*GIVEN REQUEST*
Select every line of the listing below that contains the string "buttons", and copy those lines.

(Dataset rows)
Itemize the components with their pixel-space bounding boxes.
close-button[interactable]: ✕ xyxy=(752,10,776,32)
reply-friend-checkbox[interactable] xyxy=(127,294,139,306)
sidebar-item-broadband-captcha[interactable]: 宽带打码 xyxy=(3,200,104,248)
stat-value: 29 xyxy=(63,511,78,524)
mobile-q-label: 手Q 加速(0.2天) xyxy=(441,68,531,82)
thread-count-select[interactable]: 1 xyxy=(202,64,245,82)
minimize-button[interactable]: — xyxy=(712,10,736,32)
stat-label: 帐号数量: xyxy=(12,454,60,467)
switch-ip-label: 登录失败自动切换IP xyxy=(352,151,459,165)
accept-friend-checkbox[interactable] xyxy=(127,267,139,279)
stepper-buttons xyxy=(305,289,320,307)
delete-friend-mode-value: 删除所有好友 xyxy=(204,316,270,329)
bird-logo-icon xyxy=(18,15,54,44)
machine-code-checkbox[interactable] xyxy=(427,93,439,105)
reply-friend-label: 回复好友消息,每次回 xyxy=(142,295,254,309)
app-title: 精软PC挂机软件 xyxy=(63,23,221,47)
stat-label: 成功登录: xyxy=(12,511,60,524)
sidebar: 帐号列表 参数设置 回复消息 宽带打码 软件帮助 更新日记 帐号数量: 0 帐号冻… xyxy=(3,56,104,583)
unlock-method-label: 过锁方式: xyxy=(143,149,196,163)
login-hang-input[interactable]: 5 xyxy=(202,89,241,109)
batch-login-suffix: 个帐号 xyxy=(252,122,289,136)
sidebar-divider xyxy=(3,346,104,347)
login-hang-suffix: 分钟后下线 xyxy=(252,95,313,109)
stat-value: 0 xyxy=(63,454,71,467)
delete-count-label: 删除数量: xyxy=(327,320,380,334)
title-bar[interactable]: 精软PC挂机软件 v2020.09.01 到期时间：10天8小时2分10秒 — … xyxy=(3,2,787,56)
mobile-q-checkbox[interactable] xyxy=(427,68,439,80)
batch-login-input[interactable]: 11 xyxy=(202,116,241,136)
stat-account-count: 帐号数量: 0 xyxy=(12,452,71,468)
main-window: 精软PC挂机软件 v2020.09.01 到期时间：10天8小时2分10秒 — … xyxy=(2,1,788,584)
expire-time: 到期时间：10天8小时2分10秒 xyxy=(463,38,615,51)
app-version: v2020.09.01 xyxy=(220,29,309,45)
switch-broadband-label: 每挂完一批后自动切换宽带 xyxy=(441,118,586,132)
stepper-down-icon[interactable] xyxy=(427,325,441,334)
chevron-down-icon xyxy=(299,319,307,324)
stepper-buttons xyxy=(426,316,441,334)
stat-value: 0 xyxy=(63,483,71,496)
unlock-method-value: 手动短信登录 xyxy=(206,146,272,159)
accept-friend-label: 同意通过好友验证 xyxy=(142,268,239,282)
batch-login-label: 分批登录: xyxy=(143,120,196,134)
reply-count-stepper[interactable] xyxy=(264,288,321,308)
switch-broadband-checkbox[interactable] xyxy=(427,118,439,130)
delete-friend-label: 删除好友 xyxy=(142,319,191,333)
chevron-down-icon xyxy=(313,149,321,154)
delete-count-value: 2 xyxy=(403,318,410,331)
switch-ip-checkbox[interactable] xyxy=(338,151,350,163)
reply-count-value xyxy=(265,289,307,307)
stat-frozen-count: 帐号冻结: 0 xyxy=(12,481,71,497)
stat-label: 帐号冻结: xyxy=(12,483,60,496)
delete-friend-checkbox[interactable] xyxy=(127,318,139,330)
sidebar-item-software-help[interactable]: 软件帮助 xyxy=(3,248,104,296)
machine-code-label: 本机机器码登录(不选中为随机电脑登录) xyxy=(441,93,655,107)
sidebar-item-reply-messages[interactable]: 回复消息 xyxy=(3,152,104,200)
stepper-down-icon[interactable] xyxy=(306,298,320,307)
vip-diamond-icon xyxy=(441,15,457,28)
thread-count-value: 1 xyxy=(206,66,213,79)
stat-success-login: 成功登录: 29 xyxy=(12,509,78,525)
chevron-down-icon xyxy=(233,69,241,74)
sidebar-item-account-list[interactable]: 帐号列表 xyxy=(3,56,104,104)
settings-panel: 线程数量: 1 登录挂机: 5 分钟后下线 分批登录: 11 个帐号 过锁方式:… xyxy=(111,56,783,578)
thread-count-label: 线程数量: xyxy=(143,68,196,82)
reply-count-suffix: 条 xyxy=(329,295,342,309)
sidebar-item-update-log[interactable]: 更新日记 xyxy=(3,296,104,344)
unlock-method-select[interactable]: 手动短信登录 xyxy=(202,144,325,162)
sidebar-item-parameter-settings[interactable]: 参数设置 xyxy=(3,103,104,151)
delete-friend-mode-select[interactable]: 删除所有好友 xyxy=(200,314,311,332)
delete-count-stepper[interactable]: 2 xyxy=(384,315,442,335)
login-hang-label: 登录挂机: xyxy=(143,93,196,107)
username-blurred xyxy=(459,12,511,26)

*THE RESPONSE*
stepper-buttons xyxy=(305,289,320,307)
stepper-buttons xyxy=(426,316,441,334)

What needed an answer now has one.